The exercise
In the data below, find every line that has the string "color", and copy it.

======== Extracted entries ========

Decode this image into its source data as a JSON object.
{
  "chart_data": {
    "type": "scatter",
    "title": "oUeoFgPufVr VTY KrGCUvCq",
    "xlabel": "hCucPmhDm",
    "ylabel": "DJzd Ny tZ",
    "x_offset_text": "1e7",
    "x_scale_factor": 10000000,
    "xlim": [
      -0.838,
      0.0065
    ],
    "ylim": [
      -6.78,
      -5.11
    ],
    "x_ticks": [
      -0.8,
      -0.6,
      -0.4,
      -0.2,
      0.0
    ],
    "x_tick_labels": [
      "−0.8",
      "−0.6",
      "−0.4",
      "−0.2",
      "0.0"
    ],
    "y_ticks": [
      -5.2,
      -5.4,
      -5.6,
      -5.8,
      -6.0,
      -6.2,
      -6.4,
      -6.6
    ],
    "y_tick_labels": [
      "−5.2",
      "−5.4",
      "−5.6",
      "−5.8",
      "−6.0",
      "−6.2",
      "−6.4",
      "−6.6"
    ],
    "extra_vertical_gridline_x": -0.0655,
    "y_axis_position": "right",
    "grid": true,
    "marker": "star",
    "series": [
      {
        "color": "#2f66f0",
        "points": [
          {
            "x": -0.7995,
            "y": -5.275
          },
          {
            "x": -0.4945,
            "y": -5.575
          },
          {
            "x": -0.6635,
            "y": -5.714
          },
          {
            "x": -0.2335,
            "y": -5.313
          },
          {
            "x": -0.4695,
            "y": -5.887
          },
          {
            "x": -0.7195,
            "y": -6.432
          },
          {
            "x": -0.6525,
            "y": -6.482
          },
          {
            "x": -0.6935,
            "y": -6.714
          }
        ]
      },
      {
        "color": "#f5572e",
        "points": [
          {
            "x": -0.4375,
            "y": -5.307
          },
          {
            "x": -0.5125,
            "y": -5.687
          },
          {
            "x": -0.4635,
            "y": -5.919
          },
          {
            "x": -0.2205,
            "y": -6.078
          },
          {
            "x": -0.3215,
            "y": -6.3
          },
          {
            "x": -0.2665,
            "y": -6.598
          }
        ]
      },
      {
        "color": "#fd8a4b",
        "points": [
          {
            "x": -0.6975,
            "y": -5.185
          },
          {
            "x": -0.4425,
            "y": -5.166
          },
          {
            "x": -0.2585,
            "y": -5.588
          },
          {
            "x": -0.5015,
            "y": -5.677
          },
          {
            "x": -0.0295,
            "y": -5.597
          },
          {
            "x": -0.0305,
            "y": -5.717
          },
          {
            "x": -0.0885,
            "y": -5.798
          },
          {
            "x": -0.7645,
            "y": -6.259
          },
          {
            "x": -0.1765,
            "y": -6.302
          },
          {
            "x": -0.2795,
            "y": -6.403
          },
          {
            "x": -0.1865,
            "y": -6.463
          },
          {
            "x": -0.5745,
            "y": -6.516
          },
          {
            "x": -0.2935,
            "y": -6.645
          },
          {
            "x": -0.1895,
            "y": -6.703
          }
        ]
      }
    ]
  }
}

========

Task response
        "color": "#2f66f0",
        "color": "#f5572e",
        "color": "#fd8a4b",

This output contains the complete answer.